Entries provided ->
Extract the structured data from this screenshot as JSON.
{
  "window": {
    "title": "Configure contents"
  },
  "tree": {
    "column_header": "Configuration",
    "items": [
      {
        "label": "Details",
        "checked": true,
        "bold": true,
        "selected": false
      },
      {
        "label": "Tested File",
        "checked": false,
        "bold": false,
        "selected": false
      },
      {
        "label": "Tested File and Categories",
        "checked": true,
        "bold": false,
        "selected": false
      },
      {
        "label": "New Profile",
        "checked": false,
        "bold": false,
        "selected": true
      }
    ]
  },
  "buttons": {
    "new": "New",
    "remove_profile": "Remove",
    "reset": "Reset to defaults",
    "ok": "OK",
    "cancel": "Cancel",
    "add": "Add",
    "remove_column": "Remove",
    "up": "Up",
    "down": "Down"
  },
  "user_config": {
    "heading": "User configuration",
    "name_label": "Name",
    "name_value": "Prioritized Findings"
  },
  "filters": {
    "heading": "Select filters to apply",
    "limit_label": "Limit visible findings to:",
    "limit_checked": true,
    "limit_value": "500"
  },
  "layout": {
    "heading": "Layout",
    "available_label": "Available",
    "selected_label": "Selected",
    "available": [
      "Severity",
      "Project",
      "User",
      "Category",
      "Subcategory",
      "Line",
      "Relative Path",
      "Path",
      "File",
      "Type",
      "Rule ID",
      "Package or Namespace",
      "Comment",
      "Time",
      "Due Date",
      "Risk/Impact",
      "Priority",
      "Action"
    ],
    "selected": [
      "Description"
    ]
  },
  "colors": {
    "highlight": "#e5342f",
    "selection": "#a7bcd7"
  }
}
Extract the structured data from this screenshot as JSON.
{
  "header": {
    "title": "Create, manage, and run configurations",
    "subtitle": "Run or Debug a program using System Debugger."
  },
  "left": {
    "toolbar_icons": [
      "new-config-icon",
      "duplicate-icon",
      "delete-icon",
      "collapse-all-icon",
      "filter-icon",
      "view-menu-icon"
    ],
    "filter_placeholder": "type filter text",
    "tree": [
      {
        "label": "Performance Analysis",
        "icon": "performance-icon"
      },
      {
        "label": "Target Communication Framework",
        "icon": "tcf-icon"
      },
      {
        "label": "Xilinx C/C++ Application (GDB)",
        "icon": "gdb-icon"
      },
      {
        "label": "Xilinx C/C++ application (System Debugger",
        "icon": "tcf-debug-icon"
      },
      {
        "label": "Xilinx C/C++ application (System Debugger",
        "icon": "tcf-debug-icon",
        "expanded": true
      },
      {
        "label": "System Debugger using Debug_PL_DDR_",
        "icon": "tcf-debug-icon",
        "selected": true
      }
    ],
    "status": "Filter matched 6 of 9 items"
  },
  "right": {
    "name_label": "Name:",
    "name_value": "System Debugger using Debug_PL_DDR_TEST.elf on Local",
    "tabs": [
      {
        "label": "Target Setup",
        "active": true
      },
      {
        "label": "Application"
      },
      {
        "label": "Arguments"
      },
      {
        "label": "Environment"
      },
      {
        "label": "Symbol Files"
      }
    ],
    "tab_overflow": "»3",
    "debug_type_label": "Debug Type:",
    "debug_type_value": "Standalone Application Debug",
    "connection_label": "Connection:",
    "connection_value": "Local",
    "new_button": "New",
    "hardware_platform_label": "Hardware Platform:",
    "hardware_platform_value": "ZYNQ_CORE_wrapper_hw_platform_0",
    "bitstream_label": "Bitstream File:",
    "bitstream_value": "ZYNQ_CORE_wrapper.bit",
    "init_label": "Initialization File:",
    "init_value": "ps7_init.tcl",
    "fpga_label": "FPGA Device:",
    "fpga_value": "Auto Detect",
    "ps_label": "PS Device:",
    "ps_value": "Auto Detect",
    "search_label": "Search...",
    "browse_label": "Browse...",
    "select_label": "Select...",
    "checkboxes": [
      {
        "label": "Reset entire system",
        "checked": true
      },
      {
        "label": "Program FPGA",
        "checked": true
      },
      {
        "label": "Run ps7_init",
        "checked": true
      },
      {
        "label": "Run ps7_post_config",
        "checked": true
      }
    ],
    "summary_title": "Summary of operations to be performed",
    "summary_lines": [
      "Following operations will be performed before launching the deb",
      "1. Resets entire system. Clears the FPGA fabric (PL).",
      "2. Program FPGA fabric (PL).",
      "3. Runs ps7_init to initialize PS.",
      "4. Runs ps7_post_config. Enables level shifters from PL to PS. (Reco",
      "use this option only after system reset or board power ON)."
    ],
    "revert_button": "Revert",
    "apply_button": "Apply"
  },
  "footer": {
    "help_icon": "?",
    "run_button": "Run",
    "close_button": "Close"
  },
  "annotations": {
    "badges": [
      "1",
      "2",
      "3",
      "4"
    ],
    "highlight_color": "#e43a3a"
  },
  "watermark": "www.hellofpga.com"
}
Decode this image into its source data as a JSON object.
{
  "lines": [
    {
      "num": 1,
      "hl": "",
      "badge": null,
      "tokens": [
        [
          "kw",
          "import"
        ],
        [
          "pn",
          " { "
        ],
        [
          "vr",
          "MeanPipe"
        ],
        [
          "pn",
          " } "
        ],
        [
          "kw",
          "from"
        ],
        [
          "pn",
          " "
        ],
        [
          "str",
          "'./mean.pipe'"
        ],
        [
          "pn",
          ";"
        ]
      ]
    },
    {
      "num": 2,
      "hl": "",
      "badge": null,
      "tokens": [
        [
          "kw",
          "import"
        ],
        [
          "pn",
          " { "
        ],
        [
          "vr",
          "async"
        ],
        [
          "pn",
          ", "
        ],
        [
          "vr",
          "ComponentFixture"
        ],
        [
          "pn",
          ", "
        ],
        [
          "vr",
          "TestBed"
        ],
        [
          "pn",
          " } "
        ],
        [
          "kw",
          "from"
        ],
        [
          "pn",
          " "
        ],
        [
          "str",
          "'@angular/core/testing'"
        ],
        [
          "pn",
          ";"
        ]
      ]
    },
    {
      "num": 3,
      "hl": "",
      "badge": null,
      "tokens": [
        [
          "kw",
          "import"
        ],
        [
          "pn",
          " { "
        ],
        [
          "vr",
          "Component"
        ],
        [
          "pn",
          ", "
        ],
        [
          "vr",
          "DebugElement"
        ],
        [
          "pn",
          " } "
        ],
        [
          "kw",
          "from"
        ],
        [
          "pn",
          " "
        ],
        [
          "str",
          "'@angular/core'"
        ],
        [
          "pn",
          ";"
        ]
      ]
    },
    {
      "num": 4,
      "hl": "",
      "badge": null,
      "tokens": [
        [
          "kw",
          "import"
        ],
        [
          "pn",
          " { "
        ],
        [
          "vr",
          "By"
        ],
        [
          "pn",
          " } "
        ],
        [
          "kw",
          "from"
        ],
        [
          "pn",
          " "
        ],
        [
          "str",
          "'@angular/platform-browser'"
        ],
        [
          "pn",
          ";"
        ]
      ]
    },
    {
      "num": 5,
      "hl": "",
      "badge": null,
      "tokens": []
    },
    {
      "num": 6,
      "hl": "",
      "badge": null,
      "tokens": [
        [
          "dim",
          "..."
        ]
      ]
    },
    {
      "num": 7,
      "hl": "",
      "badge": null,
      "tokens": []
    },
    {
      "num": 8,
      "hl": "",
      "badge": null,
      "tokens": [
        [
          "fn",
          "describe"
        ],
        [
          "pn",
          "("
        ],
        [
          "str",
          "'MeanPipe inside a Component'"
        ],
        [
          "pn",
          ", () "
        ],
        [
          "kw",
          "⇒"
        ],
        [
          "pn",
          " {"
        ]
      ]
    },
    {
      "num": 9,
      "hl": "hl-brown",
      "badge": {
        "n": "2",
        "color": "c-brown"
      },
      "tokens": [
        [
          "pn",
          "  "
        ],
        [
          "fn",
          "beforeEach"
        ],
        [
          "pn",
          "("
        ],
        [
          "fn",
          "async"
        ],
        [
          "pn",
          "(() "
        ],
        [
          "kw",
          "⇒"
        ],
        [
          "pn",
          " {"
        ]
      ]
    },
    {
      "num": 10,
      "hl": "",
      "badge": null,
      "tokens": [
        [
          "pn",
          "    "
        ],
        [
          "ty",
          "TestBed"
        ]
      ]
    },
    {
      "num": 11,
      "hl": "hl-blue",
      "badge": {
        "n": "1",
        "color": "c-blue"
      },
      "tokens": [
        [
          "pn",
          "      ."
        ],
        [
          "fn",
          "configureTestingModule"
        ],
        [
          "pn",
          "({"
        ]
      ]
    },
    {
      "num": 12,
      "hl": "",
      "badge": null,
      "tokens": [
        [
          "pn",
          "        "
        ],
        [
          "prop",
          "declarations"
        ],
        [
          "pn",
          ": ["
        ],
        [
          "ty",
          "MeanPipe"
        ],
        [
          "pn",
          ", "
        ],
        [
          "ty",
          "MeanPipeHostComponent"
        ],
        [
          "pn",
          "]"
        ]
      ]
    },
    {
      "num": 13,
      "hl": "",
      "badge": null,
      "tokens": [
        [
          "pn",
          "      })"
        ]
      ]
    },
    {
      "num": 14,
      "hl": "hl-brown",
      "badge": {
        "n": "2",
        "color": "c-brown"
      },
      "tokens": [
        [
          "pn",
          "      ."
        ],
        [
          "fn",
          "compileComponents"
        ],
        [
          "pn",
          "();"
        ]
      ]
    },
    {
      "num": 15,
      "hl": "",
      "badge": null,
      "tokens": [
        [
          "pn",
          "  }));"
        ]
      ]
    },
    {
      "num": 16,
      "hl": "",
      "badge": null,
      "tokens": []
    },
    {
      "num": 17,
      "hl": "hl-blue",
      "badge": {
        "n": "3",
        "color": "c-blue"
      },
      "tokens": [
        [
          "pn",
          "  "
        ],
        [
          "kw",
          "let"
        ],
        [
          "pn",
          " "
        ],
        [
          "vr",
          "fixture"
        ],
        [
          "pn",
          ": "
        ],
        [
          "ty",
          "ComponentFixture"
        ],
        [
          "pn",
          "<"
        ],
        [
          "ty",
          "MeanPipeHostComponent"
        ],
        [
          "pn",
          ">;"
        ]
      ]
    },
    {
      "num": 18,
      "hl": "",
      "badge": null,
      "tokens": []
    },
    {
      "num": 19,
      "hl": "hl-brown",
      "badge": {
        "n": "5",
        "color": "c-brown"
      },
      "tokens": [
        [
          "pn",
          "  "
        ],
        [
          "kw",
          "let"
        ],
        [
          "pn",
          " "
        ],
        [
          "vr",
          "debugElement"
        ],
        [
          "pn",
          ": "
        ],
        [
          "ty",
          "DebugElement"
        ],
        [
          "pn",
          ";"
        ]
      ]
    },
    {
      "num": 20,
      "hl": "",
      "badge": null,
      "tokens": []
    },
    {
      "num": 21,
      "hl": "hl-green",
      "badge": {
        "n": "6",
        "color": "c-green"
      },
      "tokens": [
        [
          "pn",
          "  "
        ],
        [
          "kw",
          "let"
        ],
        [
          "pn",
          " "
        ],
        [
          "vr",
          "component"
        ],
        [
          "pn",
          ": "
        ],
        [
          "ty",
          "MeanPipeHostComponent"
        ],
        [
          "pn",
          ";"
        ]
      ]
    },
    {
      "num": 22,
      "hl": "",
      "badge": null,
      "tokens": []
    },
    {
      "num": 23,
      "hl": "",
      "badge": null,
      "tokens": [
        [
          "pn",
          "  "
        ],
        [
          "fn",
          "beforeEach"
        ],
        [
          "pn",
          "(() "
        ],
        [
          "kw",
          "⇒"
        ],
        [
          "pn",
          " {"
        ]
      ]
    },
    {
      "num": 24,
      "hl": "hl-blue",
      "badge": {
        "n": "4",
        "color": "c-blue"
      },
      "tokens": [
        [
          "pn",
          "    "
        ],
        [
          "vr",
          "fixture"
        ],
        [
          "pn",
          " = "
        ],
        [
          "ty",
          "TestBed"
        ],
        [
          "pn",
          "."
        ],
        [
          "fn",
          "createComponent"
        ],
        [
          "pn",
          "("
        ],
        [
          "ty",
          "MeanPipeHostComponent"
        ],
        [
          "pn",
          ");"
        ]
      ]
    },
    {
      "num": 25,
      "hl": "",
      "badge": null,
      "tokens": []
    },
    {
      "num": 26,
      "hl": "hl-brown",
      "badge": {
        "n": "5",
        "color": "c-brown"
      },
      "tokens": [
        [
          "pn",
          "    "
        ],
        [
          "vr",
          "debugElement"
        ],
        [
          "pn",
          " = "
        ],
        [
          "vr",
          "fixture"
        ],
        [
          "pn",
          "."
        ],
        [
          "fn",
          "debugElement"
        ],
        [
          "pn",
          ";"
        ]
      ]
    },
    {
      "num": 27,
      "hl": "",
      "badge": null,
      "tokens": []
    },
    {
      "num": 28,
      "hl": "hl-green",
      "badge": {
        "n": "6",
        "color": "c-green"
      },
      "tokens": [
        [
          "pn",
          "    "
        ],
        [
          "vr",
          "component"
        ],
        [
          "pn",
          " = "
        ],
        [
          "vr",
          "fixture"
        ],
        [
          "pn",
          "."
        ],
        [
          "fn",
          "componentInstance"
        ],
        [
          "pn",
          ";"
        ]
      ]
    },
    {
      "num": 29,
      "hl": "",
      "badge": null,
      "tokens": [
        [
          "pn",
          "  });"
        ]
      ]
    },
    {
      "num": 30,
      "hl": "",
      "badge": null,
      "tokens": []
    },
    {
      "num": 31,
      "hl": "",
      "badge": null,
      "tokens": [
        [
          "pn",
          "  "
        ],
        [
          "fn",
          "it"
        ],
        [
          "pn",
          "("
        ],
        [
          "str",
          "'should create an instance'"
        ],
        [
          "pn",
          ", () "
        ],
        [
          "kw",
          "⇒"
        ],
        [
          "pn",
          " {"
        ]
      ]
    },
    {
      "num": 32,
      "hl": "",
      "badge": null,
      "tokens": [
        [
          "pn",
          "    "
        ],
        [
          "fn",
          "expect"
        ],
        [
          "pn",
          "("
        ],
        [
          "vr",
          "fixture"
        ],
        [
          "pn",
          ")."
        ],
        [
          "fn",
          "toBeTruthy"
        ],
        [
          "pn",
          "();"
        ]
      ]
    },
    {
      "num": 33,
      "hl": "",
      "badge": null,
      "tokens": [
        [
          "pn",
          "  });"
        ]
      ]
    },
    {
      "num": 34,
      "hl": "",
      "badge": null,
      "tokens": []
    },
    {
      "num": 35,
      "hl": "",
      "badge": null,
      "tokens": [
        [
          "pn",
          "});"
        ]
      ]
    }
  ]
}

Exercise requirements -> Count how many lines in the data above hold the string "filters", and give the number with no other words.

Full output -> 2